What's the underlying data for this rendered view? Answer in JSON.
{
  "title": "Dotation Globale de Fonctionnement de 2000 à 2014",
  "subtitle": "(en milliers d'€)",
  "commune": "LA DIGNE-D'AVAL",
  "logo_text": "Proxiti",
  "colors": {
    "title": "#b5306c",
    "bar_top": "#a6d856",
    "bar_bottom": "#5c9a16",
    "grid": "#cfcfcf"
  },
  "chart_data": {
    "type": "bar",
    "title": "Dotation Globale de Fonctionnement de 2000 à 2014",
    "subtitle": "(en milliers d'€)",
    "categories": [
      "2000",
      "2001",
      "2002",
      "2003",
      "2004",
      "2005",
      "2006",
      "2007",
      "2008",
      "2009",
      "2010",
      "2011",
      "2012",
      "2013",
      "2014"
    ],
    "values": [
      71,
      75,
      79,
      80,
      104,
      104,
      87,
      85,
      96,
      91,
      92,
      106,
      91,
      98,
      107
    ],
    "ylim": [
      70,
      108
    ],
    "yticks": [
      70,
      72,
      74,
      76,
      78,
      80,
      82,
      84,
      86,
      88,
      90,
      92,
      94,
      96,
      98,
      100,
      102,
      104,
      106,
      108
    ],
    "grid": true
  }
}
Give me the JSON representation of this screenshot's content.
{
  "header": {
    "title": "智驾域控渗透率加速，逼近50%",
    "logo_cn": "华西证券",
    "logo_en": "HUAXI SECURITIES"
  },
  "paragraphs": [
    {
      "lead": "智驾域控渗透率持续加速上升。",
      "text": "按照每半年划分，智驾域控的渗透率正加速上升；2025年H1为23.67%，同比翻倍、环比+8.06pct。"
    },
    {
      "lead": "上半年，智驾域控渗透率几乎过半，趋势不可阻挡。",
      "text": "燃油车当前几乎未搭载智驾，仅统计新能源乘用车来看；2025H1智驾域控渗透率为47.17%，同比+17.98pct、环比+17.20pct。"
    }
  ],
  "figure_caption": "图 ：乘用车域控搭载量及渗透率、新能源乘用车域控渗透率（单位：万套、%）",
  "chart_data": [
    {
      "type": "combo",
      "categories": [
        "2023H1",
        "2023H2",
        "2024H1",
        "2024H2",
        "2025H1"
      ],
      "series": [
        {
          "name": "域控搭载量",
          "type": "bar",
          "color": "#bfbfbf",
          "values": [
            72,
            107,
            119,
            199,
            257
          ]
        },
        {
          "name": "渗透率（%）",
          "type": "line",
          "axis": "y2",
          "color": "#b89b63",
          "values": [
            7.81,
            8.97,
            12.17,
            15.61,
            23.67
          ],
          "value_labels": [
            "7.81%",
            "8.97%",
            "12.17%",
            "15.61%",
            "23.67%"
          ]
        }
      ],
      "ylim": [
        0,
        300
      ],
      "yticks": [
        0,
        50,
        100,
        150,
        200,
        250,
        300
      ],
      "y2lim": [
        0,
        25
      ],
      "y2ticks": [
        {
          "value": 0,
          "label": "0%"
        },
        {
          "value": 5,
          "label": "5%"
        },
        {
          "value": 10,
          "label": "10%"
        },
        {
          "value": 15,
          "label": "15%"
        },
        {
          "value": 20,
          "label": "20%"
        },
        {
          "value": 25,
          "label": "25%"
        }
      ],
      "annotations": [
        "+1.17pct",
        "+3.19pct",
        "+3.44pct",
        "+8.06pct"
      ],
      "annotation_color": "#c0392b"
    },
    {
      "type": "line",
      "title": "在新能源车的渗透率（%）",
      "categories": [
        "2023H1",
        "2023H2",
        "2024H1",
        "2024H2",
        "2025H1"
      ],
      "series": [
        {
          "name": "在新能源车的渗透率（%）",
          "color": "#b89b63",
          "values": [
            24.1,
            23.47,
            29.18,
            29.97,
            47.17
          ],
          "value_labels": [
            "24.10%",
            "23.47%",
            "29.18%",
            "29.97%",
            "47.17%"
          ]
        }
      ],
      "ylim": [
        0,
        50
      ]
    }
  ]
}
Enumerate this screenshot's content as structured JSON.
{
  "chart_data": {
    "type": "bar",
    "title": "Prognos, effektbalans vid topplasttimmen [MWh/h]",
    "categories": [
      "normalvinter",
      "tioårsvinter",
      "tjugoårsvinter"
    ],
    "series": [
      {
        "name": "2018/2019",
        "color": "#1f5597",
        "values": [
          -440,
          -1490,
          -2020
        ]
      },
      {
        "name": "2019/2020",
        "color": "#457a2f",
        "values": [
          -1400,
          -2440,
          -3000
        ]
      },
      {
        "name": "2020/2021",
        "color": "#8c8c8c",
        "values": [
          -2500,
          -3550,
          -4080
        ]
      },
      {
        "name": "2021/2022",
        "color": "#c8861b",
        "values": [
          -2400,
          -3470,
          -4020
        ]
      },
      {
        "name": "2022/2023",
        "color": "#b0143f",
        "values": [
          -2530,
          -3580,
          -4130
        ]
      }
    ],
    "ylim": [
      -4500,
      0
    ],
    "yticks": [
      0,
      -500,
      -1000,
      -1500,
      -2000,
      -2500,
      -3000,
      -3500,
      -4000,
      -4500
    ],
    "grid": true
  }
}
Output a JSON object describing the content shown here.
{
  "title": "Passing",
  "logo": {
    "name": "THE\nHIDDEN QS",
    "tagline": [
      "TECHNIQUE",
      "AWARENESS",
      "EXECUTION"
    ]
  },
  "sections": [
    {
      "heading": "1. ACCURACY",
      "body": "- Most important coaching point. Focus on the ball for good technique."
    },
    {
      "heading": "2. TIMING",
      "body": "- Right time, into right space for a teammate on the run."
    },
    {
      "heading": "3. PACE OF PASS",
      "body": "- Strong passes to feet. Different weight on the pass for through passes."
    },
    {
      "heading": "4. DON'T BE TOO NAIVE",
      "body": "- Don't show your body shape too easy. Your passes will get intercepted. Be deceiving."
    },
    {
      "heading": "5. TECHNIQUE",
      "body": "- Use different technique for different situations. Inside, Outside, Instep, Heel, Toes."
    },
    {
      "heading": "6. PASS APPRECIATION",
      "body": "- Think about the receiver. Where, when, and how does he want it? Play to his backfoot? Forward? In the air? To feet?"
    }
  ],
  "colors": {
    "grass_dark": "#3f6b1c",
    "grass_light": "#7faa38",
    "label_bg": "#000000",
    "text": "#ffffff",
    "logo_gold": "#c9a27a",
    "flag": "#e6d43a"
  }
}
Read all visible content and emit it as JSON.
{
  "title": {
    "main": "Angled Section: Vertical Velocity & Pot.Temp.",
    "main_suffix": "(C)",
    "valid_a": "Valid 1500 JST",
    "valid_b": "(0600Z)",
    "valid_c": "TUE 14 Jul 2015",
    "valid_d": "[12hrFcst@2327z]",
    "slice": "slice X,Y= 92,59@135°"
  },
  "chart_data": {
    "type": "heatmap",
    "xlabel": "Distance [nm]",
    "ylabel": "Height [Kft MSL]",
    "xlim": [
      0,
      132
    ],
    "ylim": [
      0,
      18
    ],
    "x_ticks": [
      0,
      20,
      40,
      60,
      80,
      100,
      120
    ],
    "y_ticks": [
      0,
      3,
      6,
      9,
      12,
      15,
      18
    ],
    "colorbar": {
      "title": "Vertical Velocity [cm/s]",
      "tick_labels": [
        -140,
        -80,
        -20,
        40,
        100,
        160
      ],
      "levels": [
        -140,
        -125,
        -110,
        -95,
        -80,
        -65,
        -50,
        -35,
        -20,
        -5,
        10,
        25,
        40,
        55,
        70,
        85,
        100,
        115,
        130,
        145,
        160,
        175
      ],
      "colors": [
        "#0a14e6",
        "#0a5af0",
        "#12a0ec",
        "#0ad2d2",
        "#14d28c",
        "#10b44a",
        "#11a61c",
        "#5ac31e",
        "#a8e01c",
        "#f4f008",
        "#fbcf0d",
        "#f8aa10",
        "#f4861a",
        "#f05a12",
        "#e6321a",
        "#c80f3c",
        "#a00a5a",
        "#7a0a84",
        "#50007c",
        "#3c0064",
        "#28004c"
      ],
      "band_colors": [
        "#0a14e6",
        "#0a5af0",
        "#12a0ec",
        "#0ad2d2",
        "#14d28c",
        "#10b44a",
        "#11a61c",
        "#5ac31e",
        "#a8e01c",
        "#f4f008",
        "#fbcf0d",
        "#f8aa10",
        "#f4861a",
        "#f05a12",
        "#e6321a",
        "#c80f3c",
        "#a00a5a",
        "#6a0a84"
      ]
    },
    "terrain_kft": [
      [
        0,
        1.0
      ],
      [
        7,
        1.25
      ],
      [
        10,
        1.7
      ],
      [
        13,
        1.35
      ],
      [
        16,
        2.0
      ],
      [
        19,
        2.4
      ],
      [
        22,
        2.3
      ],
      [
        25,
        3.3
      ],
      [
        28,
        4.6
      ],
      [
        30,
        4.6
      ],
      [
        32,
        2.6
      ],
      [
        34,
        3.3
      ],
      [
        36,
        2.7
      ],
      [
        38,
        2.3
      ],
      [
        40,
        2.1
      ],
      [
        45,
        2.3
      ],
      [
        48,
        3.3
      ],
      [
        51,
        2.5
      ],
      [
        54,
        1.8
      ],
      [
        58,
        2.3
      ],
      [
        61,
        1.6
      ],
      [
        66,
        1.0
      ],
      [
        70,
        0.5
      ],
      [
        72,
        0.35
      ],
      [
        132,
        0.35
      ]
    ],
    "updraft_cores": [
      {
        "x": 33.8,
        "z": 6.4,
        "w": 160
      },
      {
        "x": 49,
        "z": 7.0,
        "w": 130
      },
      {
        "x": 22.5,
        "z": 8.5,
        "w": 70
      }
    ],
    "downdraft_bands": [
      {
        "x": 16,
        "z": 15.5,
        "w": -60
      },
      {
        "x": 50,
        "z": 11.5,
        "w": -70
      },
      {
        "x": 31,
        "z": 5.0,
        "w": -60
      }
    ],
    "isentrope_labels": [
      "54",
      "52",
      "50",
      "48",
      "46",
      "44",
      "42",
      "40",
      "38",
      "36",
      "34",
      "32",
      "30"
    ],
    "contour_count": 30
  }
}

________

• **Do this**
Extract every line above that contains the word "Velocity".

• **Response to this task**
    "main": "Angled Section: Vertical Velocity & Pot.Temp.",
      "title": "Vertical Velocity [cm/s]",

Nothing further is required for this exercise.